• _Request_: Wherever the string "date" appears, copy the whole line.

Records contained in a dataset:
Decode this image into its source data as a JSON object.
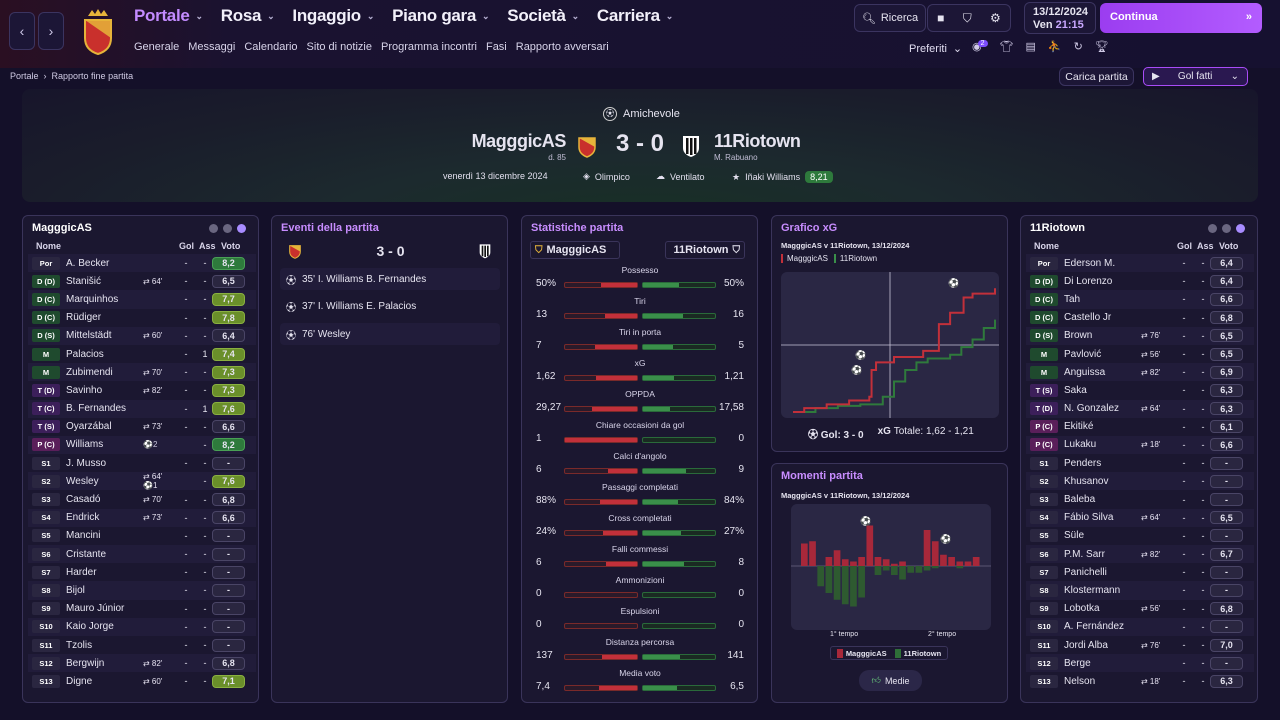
{
  "nav": {
    "main": [
      {
        "label": "Portale",
        "active": true
      },
      {
        "label": "Rosa"
      },
      {
        "label": "Ingaggio"
      },
      {
        "label": "Piano gara"
      },
      {
        "label": "Società"
      },
      {
        "label": "Carriera"
      }
    ],
    "sub": [
      "Generale",
      "Messaggi",
      "Calendario",
      "Sito di notizie",
      "Programma incontri",
      "Fasi",
      "Rapporto avversari"
    ],
    "search": "Ricerca",
    "date": "13/12/2024",
    "day": "Ven",
    "time": "21:15",
    "continue": "Continua",
    "prefs": "Preferiti",
    "badge": "2"
  },
  "breadcrumb": {
    "home": "Portale",
    "current": "Rapporto fine partita"
  },
  "actions": {
    "load": "Carica partita",
    "goals": "Gol fatti"
  },
  "match": {
    "competition": "Amichevole",
    "home": "MagggicAS",
    "home_sub": "d. 85",
    "away": "11Riotown",
    "away_sub": "M. Rabuano",
    "score": "3 - 0",
    "date": "venerdì 13 dicembre 2024",
    "stadium": "Olimpico",
    "weather": "Ventilato",
    "motm": "Iñaki Williams",
    "motm_rating": "8,21"
  },
  "headers": {
    "nome": "Nome",
    "gol": "Gol",
    "ass": "Ass",
    "voto": "Voto"
  },
  "home_team": {
    "title": "MagggicAS",
    "players": [
      {
        "pos": "Por",
        "cls": "Por",
        "name": "A. Becker",
        "sub": "",
        "gol": "-",
        "ass": "-",
        "voto": "8,2",
        "g": "g1"
      },
      {
        "pos": "D (D)",
        "cls": "D",
        "name": "Stanišić",
        "sub": "⇄ 64'",
        "gol": "-",
        "ass": "-",
        "voto": "6,5"
      },
      {
        "pos": "D (C)",
        "cls": "D",
        "name": "Marquinhos",
        "sub": "",
        "gol": "-",
        "ass": "-",
        "voto": "7,7",
        "g": "g2"
      },
      {
        "pos": "D (C)",
        "cls": "D",
        "name": "Rüdiger",
        "sub": "",
        "gol": "-",
        "ass": "-",
        "voto": "7,8",
        "g": "g2"
      },
      {
        "pos": "D (S)",
        "cls": "D",
        "name": "Mittelstädt",
        "sub": "⇄ 60'",
        "gol": "-",
        "ass": "-",
        "voto": "6,4"
      },
      {
        "pos": "M",
        "cls": "M",
        "name": "Palacios",
        "sub": "",
        "gol": "-",
        "ass": "1",
        "voto": "7,4",
        "g": "g2"
      },
      {
        "pos": "M",
        "cls": "M",
        "name": "Zubimendi",
        "sub": "⇄ 70'",
        "gol": "-",
        "ass": "-",
        "voto": "7,3",
        "g": "g2"
      },
      {
        "pos": "T (D)",
        "cls": "T",
        "name": "Savinho",
        "sub": "⇄ 82'",
        "gol": "-",
        "ass": "-",
        "voto": "7,3",
        "g": "g2"
      },
      {
        "pos": "T (C)",
        "cls": "T",
        "name": "B. Fernandes",
        "sub": "",
        "gol": "-",
        "ass": "1",
        "voto": "7,6",
        "g": "g2"
      },
      {
        "pos": "T (S)",
        "cls": "T",
        "name": "Oyarzábal",
        "sub": "⇄ 73'",
        "gol": "-",
        "ass": "-",
        "voto": "6,6"
      },
      {
        "pos": "P (C)",
        "cls": "P",
        "name": "Williams",
        "sub": "⚽2",
        "gol": "",
        "ass": "-",
        "voto": "8,2",
        "g": "g1"
      },
      {
        "pos": "S1",
        "cls": "S",
        "name": "J. Musso",
        "sub": "",
        "gol": "-",
        "ass": "-",
        "voto": "-"
      },
      {
        "pos": "S2",
        "cls": "S",
        "name": "Wesley",
        "sub": "⇄ 64'  ⚽1",
        "gol": "",
        "ass": "-",
        "voto": "7,6",
        "g": "g2"
      },
      {
        "pos": "S3",
        "cls": "S",
        "name": "Casadó",
        "sub": "⇄ 70'",
        "gol": "-",
        "ass": "-",
        "voto": "6,8"
      },
      {
        "pos": "S4",
        "cls": "S",
        "name": "Endrick",
        "sub": "⇄ 73'",
        "gol": "-",
        "ass": "-",
        "voto": "6,6"
      },
      {
        "pos": "S5",
        "cls": "S",
        "name": "Mancini",
        "sub": "",
        "gol": "-",
        "ass": "-",
        "voto": "-"
      },
      {
        "pos": "S6",
        "cls": "S",
        "name": "Cristante",
        "sub": "",
        "gol": "-",
        "ass": "-",
        "voto": "-"
      },
      {
        "pos": "S7",
        "cls": "S",
        "name": "Harder",
        "sub": "",
        "gol": "-",
        "ass": "-",
        "voto": "-"
      },
      {
        "pos": "S8",
        "cls": "S",
        "name": "Bijol",
        "sub": "",
        "gol": "-",
        "ass": "-",
        "voto": "-"
      },
      {
        "pos": "S9",
        "cls": "S",
        "name": "Mauro Júnior",
        "sub": "",
        "gol": "-",
        "ass": "-",
        "voto": "-"
      },
      {
        "pos": "S10",
        "cls": "S",
        "name": "Kaio Jorge",
        "sub": "",
        "gol": "-",
        "ass": "-",
        "voto": "-"
      },
      {
        "pos": "S11",
        "cls": "S",
        "name": "Tzolis",
        "sub": "",
        "gol": "-",
        "ass": "-",
        "voto": "-"
      },
      {
        "pos": "S12",
        "cls": "S",
        "name": "Bergwijn",
        "sub": "⇄ 82'",
        "gol": "-",
        "ass": "-",
        "voto": "6,8"
      },
      {
        "pos": "S13",
        "cls": "S",
        "name": "Digne",
        "sub": "⇄ 60'",
        "gol": "-",
        "ass": "-",
        "voto": "7,1",
        "g": "g2"
      }
    ]
  },
  "away_team": {
    "title": "11Riotown",
    "players": [
      {
        "pos": "Por",
        "cls": "Por",
        "name": "Ederson M.",
        "sub": "",
        "gol": "-",
        "ass": "-",
        "voto": "6,4"
      },
      {
        "pos": "D (D)",
        "cls": "D",
        "name": "Di Lorenzo",
        "sub": "",
        "gol": "-",
        "ass": "-",
        "voto": "6,4"
      },
      {
        "pos": "D (C)",
        "cls": "D",
        "name": "Tah",
        "sub": "",
        "gol": "-",
        "ass": "-",
        "voto": "6,6"
      },
      {
        "pos": "D (C)",
        "cls": "D",
        "name": "Castello Jr",
        "sub": "",
        "gol": "-",
        "ass": "-",
        "voto": "6,8"
      },
      {
        "pos": "D (S)",
        "cls": "D",
        "name": "Brown",
        "sub": "⇄ 76'",
        "gol": "-",
        "ass": "-",
        "voto": "6,5"
      },
      {
        "pos": "M",
        "cls": "M",
        "name": "Pavlović",
        "sub": "⇄ 56'",
        "gol": "-",
        "ass": "-",
        "voto": "6,5"
      },
      {
        "pos": "M",
        "cls": "M",
        "name": "Anguissa",
        "sub": "⇄ 82'",
        "gol": "-",
        "ass": "-",
        "voto": "6,9"
      },
      {
        "pos": "T (S)",
        "cls": "T",
        "name": "Saka",
        "sub": "",
        "gol": "-",
        "ass": "-",
        "voto": "6,3"
      },
      {
        "pos": "T (D)",
        "cls": "T",
        "name": "N. Gonzalez",
        "sub": "⇄ 64'",
        "gol": "-",
        "ass": "-",
        "voto": "6,3"
      },
      {
        "pos": "P (C)",
        "cls": "P",
        "name": "Ekitiké",
        "sub": "",
        "gol": "-",
        "ass": "-",
        "voto": "6,1"
      },
      {
        "pos": "P (C)",
        "cls": "P",
        "name": "Lukaku",
        "sub": "⇄ 18'",
        "gol": "-",
        "ass": "-",
        "voto": "6,6"
      },
      {
        "pos": "S1",
        "cls": "S",
        "name": "Penders",
        "sub": "",
        "gol": "-",
        "ass": "-",
        "voto": "-"
      },
      {
        "pos": "S2",
        "cls": "S",
        "name": "Khusanov",
        "sub": "",
        "gol": "-",
        "ass": "-",
        "voto": "-"
      },
      {
        "pos": "S3",
        "cls": "S",
        "name": "Baleba",
        "sub": "",
        "gol": "-",
        "ass": "-",
        "voto": "-"
      },
      {
        "pos": "S4",
        "cls": "S",
        "name": "Fábio Silva",
        "sub": "⇄ 64'",
        "gol": "-",
        "ass": "-",
        "voto": "6,5"
      },
      {
        "pos": "S5",
        "cls": "S",
        "name": "Süle",
        "sub": "",
        "gol": "-",
        "ass": "-",
        "voto": "-"
      },
      {
        "pos": "S6",
        "cls": "S",
        "name": "P.M. Sarr",
        "sub": "⇄ 82'",
        "gol": "-",
        "ass": "-",
        "voto": "6,7"
      },
      {
        "pos": "S7",
        "cls": "S",
        "name": "Panichelli",
        "sub": "",
        "gol": "-",
        "ass": "-",
        "voto": "-"
      },
      {
        "pos": "S8",
        "cls": "S",
        "name": "Klostermann",
        "sub": "",
        "gol": "-",
        "ass": "-",
        "voto": "-"
      },
      {
        "pos": "S9",
        "cls": "S",
        "name": "Lobotka",
        "sub": "⇄ 56'",
        "gol": "-",
        "ass": "-",
        "voto": "6,8"
      },
      {
        "pos": "S10",
        "cls": "S",
        "name": "A. Fernández",
        "sub": "",
        "gol": "-",
        "ass": "-",
        "voto": "-"
      },
      {
        "pos": "S11",
        "cls": "S",
        "name": "Jordi Alba",
        "sub": "⇄ 76'",
        "gol": "-",
        "ass": "-",
        "voto": "7,0"
      },
      {
        "pos": "S12",
        "cls": "S",
        "name": "Berge",
        "sub": "",
        "gol": "-",
        "ass": "-",
        "voto": "-"
      },
      {
        "pos": "S13",
        "cls": "S",
        "name": "Nelson",
        "sub": "⇄ 18'",
        "gol": "-",
        "ass": "-",
        "voto": "6,3"
      }
    ]
  },
  "events": {
    "title": "Eventi della partita",
    "score": "3 - 0",
    "list": [
      {
        "min": "35'",
        "scorer": "I. Williams",
        "assist": "B. Fernandes"
      },
      {
        "min": "37'",
        "scorer": "I. Williams",
        "assist": "E. Palacios"
      },
      {
        "min": "76'",
        "scorer": "Wesley",
        "assist": ""
      }
    ]
  },
  "stats": {
    "title": "Statistiche partita",
    "home": "MagggicAS",
    "away": "11Riotown",
    "items": [
      {
        "label": "Possesso",
        "l": "50%",
        "r": "50%",
        "lf": 0.5,
        "rf": 0.5
      },
      {
        "label": "Tiri",
        "l": "13",
        "r": "16",
        "lf": 0.45,
        "rf": 0.55
      },
      {
        "label": "Tiri in porta",
        "l": "7",
        "r": "5",
        "lf": 0.58,
        "rf": 0.42
      },
      {
        "label": "xG",
        "l": "1,62",
        "r": "1,21",
        "lf": 0.57,
        "rf": 0.43
      },
      {
        "label": "OPPDA",
        "l": "29,27",
        "r": "17,58",
        "lf": 0.62,
        "rf": 0.38
      },
      {
        "label": "Chiare occasioni da gol",
        "l": "1",
        "r": "0",
        "lf": 1,
        "rf": 0
      },
      {
        "label": "Calci d'angolo",
        "l": "6",
        "r": "9",
        "lf": 0.4,
        "rf": 0.6
      },
      {
        "label": "Passaggi completati",
        "l": "88%",
        "r": "84%",
        "lf": 0.51,
        "rf": 0.49
      },
      {
        "label": "Cross completati",
        "l": "24%",
        "r": "27%",
        "lf": 0.47,
        "rf": 0.53
      },
      {
        "label": "Falli commessi",
        "l": "6",
        "r": "8",
        "lf": 0.43,
        "rf": 0.57
      },
      {
        "label": "Ammonizioni",
        "l": "0",
        "r": "0",
        "lf": 0,
        "rf": 0
      },
      {
        "label": "Espulsioni",
        "l": "0",
        "r": "0",
        "lf": 0,
        "rf": 0
      },
      {
        "label": "Distanza percorsa",
        "l": "137",
        "r": "141",
        "lf": 0.49,
        "rf": 0.51
      },
      {
        "label": "Media voto",
        "l": "7,4",
        "r": "6,5",
        "lf": 0.53,
        "rf": 0.47
      }
    ]
  },
  "xg": {
    "title": "Grafico xG",
    "subtitle": "MagggicAS v 11Riotown, 13/12/2024",
    "legend_home": "MagggicAS",
    "legend_away": "11Riotown",
    "footer_goals": "Gol: 3 - 0",
    "footer_xg": "xG",
    "footer_total": "Totale: 1,62 - 1,21"
  },
  "moments": {
    "title": "Momenti partita",
    "subtitle": "MagggicAS v 11Riotown, 13/12/2024",
    "h1": "1° tempo",
    "h2": "2° tempo",
    "legend_home": "MagggicAS",
    "legend_away": "11Riotown",
    "button": "Medie"
  },
  "chart_data": [
    {
      "type": "line",
      "title": "Grafico xG",
      "series": [
        {
          "name": "MagggicAS",
          "x": [
            0,
            5,
            15,
            25,
            34,
            35,
            37,
            45,
            58,
            65,
            70,
            76,
            80,
            90
          ],
          "y": [
            0,
            0.05,
            0.1,
            0.15,
            0.2,
            0.55,
            0.65,
            0.72,
            0.8,
            1.15,
            1.3,
            1.5,
            1.55,
            1.62
          ]
        },
        {
          "name": "11Riotown",
          "x": [
            0,
            10,
            20,
            30,
            40,
            45,
            50,
            55,
            60,
            70,
            75,
            80,
            85,
            90
          ],
          "y": [
            0,
            0.05,
            0.08,
            0.1,
            0.2,
            0.4,
            0.55,
            0.65,
            0.7,
            0.75,
            0.85,
            0.95,
            1.1,
            1.21
          ]
        }
      ]
    },
    {
      "type": "bar",
      "title": "Momenti partita",
      "series": [
        {
          "name": "MagggicAS",
          "values": [
            0.5,
            0.55,
            0,
            0.2,
            0.35,
            0.15,
            0.1,
            0.2,
            0.9,
            0.2,
            0.15,
            0.05,
            0.1,
            0,
            0,
            0.8,
            0.55,
            0.25,
            0.2,
            0.1,
            0.1,
            0.2
          ]
        },
        {
          "name": "11Riotown",
          "values": [
            0,
            0,
            0.45,
            0.6,
            0.75,
            0.85,
            0.9,
            0.7,
            0,
            0.2,
            0.1,
            0.2,
            0.3,
            0.15,
            0.15,
            0.1,
            0.05,
            0,
            0,
            0.05,
            0,
            0
          ]
        }
      ]
    }
  ]
}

• _Answer to this exercise_:
    "date": "13/12/2024",
    "date": "venerdì 13 dicembre 2024",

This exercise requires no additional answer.